_WHAT TO WORK ON_
Output the material beneath this task exactly, images excluded.

----- PROVIDED RECORDS -----

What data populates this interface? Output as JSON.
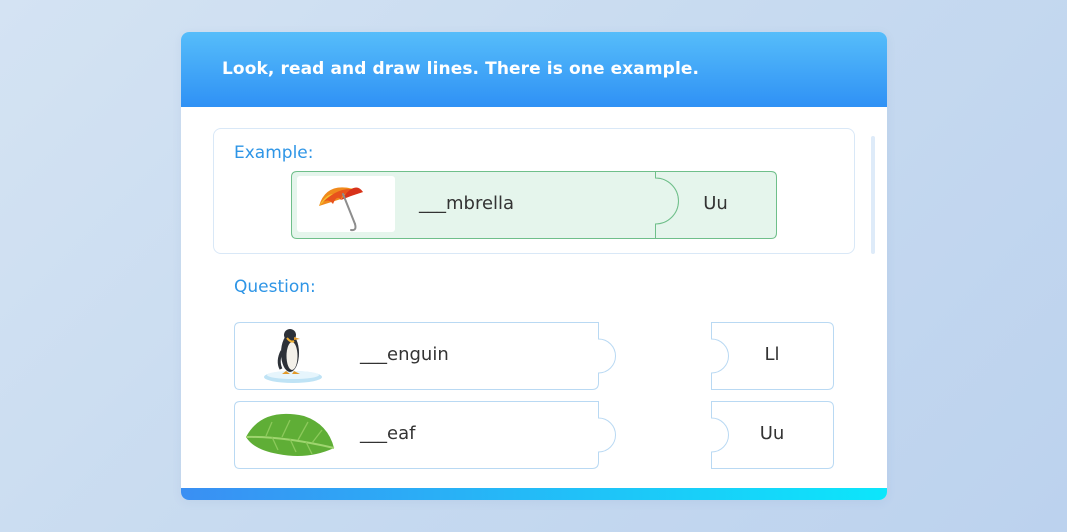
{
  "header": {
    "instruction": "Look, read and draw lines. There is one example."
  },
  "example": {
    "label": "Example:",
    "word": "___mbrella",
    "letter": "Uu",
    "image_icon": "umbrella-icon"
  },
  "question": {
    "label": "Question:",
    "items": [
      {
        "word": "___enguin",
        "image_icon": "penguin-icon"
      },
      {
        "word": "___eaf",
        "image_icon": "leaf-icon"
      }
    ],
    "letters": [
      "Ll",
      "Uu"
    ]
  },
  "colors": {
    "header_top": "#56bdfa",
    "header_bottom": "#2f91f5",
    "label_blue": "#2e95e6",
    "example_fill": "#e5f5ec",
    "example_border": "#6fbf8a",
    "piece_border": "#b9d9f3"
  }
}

-----

_ANSWER FOR THIS EXERCISE_
What data populates this interface? Output as JSON.
{
  "header": {
    "instruction": "Look, read and draw lines. There is one example."
  },
  "example": {
    "label": "Example:",
    "word": "___mbrella",
    "letter": "Uu",
    "image_icon": "umbrella-icon"
  },
  "question": {
    "label": "Question:",
    "items": [
      {
        "word": "___enguin",
        "image_icon": "penguin-icon"
      },
      {
        "word": "___eaf",
        "image_icon": "leaf-icon"
      }
    ],
    "letters": [
      "Ll",
      "Uu"
    ]
  },
  "colors": {
    "header_top": "#56bdfa",
    "header_bottom": "#2f91f5",
    "label_blue": "#2e95e6",
    "example_fill": "#e5f5ec",
    "example_border": "#6fbf8a",
    "piece_border": "#b9d9f3"
  }
}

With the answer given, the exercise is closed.